EXERCISE INPUT:
• • • • •

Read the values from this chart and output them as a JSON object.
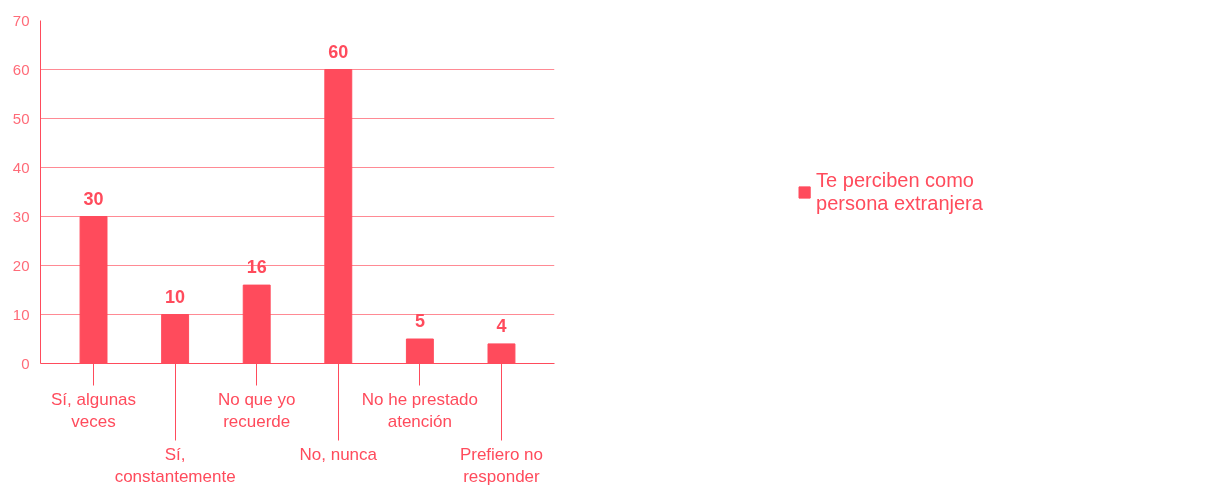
{
  "chart_data": {
    "type": "bar",
    "categories": [
      "Sí, algunas veces",
      "Sí, constantemente",
      "No que yo recuerde",
      "No, nunca",
      "No he prestado atención",
      "Prefiero no responder"
    ],
    "series": [
      {
        "name": "Te perciben como persona extranjera",
        "color": "#ff4b5c",
        "values": [
          30,
          10,
          16,
          60,
          5,
          4
        ]
      }
    ],
    "ylim": [
      0,
      70
    ],
    "yticks": [
      0,
      10,
      20,
      30,
      40,
      50,
      60,
      70
    ],
    "grid": "y",
    "legend": "right",
    "data_labels": true
  }
}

• • • • •

PROBLEM TO WORK ON: Set down the material exactly, every line of it, except for the pictures.

WORKED ANSWER:
Read the values from this chart and output them as a JSON object.
{
  "chart_data": {
    "type": "bar",
    "categories": [
      "Sí, algunas veces",
      "Sí, constantemente",
      "No que yo recuerde",
      "No, nunca",
      "No he prestado atención",
      "Prefiero no responder"
    ],
    "series": [
      {
        "name": "Te perciben como persona extranjera",
        "color": "#ff4b5c",
        "values": [
          30,
          10,
          16,
          60,
          5,
          4
        ]
      }
    ],
    "ylim": [
      0,
      70
    ],
    "yticks": [
      0,
      10,
      20,
      30,
      40,
      50,
      60,
      70
    ],
    "grid": "y",
    "legend": "right",
    "data_labels": true
  }
}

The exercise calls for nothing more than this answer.